Exercise directions = Copy every line in the records below that contains the word "name".

===== Dataset rows =====

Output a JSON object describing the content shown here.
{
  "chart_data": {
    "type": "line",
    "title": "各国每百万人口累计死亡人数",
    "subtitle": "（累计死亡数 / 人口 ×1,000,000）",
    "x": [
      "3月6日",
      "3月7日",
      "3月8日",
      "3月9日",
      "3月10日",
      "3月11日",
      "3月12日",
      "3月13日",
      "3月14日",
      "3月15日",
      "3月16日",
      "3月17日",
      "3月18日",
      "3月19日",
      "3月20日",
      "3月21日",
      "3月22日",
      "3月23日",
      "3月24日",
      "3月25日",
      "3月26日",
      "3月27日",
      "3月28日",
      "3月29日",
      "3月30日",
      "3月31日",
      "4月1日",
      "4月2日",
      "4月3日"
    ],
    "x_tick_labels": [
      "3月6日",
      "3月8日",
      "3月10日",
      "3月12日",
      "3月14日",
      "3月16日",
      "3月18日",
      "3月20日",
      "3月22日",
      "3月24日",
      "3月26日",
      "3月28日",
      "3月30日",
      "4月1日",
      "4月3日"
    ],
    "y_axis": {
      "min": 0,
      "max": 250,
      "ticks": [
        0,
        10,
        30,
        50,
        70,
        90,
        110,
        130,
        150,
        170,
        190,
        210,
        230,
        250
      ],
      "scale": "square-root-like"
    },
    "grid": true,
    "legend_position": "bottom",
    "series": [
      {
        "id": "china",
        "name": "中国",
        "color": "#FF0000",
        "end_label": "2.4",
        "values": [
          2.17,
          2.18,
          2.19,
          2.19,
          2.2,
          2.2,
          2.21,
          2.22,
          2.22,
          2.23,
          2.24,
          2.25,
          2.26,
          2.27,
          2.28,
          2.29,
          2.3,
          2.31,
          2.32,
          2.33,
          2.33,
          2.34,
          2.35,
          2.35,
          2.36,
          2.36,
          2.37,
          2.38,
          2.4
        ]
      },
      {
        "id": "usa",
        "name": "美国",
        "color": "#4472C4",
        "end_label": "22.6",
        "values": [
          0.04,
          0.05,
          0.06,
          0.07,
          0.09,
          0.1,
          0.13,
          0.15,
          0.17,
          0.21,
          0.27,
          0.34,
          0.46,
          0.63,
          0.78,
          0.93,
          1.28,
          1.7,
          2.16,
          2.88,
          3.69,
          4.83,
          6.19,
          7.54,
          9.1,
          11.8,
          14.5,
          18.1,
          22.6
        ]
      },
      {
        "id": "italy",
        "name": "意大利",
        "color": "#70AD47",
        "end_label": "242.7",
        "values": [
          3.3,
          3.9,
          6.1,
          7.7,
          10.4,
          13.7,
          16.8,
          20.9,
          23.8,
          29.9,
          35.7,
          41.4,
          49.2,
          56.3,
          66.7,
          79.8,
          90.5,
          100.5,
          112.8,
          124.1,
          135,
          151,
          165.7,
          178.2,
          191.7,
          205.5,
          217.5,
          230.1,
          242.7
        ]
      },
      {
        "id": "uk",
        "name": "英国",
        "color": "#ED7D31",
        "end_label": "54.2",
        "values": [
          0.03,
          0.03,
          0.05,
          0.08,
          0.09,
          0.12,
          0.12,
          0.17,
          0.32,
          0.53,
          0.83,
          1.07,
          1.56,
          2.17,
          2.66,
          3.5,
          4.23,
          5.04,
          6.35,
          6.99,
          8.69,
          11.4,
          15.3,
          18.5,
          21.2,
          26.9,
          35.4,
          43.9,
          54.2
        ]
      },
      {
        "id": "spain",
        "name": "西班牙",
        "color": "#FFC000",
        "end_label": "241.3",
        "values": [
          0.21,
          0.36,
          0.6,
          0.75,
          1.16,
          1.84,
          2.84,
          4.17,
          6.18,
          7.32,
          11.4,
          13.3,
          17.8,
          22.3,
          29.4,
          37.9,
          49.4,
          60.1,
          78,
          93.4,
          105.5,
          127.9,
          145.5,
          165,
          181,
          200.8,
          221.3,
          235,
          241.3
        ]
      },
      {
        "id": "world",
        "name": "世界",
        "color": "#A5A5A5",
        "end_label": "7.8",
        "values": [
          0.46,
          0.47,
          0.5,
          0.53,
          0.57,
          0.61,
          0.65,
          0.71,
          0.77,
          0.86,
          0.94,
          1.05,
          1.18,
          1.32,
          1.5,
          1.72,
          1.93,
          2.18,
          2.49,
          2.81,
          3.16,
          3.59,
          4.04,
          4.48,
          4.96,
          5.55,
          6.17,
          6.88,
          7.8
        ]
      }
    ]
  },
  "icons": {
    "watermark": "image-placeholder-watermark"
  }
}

=====
===== Dataset rows =====

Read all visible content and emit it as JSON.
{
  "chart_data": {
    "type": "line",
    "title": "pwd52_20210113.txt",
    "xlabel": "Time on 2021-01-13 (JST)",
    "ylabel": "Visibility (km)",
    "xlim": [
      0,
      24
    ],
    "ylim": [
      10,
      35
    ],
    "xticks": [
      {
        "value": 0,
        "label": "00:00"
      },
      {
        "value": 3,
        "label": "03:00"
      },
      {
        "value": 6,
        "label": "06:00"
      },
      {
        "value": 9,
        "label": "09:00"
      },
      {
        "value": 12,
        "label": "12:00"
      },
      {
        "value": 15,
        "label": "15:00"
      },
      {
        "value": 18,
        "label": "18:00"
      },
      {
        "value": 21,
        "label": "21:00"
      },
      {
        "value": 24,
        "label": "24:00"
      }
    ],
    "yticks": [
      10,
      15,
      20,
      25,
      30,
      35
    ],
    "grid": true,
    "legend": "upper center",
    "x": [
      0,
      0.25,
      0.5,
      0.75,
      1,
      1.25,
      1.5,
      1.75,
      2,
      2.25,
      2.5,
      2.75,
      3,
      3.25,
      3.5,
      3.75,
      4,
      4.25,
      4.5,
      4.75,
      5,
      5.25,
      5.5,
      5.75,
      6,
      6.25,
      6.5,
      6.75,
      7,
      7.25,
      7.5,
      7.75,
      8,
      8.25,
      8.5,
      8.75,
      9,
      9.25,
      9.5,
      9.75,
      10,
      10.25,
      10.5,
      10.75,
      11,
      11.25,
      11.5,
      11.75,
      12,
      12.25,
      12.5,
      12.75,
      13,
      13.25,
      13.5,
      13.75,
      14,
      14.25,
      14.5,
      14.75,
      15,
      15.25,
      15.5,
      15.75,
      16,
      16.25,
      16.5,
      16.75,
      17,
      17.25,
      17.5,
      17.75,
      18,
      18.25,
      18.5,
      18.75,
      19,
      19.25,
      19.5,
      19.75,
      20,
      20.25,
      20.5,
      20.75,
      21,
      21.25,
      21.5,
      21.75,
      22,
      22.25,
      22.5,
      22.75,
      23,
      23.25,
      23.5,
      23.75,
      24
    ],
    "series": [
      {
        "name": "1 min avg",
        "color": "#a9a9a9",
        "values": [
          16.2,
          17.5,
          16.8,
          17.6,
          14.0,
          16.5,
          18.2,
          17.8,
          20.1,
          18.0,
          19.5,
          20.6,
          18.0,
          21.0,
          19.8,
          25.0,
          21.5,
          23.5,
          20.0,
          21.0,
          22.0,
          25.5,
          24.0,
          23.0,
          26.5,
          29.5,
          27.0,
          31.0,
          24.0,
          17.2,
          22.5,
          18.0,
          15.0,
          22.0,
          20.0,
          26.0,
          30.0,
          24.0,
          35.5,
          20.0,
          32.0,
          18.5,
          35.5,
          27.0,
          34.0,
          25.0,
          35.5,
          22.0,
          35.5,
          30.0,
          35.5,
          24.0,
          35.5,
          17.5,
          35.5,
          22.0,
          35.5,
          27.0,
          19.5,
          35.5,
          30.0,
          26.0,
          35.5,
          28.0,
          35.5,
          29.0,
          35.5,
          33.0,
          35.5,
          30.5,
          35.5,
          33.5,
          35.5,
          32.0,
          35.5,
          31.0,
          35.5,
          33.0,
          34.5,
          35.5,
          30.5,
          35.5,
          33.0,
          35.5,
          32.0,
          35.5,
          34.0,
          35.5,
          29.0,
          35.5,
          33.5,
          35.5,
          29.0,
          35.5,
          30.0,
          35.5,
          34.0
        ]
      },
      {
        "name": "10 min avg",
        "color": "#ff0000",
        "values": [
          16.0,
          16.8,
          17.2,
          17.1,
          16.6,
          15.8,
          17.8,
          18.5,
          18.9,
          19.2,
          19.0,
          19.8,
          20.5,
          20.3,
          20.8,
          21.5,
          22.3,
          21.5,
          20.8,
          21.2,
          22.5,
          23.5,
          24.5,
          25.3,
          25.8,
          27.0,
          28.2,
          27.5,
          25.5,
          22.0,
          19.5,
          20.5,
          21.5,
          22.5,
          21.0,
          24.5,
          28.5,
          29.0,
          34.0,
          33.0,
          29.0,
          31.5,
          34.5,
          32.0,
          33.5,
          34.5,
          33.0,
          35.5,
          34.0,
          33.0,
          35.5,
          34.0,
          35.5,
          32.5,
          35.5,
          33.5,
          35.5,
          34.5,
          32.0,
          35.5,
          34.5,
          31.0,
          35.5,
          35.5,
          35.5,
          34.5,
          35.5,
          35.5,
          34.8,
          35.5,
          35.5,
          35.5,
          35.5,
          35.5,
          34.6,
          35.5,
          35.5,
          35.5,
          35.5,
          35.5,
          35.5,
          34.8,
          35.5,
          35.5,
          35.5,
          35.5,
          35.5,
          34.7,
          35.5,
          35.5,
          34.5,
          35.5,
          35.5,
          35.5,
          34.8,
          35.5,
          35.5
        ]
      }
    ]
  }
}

=====

The reply =
        "name": "中国",
        "name": "美国",
        "name": "意大利",
        "name": "英国",
        "name": "西班牙",
        "name": "世界",
        "name": "1 min avg",
        "name": "10 min avg",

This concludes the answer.